PROVIDED RECORDS:

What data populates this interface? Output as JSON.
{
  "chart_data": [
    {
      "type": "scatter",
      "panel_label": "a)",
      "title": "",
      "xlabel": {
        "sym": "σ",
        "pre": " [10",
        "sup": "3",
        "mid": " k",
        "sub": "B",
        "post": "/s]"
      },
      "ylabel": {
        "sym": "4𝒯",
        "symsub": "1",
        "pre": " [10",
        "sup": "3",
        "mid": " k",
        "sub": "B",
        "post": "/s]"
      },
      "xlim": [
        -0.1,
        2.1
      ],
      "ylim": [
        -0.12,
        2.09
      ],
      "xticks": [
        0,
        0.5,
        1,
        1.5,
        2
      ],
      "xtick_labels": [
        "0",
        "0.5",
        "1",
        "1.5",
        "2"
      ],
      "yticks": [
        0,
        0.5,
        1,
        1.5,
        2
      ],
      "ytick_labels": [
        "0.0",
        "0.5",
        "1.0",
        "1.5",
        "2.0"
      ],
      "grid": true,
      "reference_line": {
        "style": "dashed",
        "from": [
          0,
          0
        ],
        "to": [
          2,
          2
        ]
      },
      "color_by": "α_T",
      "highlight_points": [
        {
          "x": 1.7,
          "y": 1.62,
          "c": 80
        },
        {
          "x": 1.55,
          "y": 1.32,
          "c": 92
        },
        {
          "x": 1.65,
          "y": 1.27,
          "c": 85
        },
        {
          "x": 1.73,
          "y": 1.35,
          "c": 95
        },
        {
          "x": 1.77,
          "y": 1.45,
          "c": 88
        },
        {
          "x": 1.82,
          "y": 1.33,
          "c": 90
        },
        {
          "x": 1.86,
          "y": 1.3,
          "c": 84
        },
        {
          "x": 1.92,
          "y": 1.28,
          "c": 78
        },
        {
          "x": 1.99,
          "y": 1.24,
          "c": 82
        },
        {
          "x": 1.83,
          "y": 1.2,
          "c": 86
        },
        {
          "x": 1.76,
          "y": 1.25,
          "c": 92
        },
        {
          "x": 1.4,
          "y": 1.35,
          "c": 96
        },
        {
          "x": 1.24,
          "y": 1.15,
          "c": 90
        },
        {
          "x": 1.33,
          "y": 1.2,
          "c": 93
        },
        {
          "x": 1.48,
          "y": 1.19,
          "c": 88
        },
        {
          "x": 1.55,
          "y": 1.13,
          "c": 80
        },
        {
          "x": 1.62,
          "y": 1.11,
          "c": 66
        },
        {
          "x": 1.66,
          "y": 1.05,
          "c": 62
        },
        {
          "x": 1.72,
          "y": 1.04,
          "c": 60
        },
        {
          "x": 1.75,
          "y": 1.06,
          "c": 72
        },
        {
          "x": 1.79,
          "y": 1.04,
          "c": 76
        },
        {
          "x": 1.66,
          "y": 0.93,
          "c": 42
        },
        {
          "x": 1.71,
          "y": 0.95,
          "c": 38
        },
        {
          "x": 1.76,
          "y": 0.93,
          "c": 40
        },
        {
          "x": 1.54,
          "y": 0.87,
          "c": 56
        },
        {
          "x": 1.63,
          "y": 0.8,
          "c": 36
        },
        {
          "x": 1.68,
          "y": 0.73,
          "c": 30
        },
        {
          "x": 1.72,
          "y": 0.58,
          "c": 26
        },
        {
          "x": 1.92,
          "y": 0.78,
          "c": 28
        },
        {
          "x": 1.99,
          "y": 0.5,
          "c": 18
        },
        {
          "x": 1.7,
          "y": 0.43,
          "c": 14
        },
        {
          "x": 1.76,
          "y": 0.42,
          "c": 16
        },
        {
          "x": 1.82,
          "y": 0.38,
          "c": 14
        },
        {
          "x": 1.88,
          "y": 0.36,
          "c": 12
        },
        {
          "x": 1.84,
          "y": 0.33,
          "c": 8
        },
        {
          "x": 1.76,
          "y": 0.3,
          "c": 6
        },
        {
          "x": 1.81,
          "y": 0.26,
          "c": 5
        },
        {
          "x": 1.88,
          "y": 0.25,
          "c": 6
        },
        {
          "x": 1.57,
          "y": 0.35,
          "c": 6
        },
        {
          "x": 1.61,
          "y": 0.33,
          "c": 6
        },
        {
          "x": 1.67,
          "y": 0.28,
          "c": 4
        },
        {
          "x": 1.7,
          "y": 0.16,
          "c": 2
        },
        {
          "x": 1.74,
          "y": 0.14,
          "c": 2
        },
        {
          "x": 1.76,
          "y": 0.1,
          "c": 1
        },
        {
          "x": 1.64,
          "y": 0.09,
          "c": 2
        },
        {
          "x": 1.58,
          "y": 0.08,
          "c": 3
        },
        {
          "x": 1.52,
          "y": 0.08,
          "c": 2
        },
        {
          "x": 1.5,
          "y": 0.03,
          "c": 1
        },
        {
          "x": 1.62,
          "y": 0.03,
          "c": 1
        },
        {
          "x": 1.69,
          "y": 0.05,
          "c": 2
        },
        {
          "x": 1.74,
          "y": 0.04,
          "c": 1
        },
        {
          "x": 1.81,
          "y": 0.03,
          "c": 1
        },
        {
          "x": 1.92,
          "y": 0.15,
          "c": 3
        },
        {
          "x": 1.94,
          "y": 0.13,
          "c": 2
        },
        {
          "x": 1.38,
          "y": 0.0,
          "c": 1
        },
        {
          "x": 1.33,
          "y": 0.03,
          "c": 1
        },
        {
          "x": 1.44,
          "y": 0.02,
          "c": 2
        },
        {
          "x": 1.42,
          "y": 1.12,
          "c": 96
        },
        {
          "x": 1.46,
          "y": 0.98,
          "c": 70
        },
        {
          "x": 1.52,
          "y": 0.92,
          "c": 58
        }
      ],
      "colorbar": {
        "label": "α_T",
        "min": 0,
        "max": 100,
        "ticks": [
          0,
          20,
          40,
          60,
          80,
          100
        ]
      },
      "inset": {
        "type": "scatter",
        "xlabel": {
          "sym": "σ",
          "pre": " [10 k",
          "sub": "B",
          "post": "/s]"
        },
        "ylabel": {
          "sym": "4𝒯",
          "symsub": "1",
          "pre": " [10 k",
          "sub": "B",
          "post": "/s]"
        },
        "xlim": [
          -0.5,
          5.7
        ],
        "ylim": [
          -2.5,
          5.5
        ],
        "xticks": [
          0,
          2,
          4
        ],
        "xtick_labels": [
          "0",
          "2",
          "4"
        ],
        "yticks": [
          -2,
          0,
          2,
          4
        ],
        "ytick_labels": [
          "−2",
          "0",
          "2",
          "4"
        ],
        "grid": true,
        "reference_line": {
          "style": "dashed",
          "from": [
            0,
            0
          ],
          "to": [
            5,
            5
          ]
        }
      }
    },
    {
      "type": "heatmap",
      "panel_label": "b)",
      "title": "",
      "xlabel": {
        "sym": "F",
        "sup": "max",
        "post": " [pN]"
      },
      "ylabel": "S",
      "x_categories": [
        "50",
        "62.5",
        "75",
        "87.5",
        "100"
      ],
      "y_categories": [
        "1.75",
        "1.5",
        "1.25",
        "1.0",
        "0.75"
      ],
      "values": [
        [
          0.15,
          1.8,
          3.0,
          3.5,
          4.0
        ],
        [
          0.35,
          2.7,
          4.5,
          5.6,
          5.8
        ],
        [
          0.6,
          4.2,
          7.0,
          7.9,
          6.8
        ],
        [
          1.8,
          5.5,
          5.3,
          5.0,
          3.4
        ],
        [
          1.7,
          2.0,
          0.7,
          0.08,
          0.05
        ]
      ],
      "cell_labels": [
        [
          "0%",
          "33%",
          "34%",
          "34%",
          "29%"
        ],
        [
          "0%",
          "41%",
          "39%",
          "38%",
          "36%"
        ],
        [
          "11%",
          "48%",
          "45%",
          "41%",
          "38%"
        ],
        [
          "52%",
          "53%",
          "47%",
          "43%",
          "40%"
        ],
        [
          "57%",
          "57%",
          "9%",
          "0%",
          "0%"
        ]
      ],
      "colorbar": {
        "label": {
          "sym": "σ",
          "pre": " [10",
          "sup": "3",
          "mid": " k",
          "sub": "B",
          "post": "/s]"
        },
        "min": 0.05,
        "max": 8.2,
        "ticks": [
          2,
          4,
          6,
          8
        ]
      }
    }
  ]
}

EXERCISE TASK: Only lines with "type" are wanted here; list each of them.

SOLVED EXERCISE:
      "type": "scatter",
        "type": "scatter",
      "type": "heatmap",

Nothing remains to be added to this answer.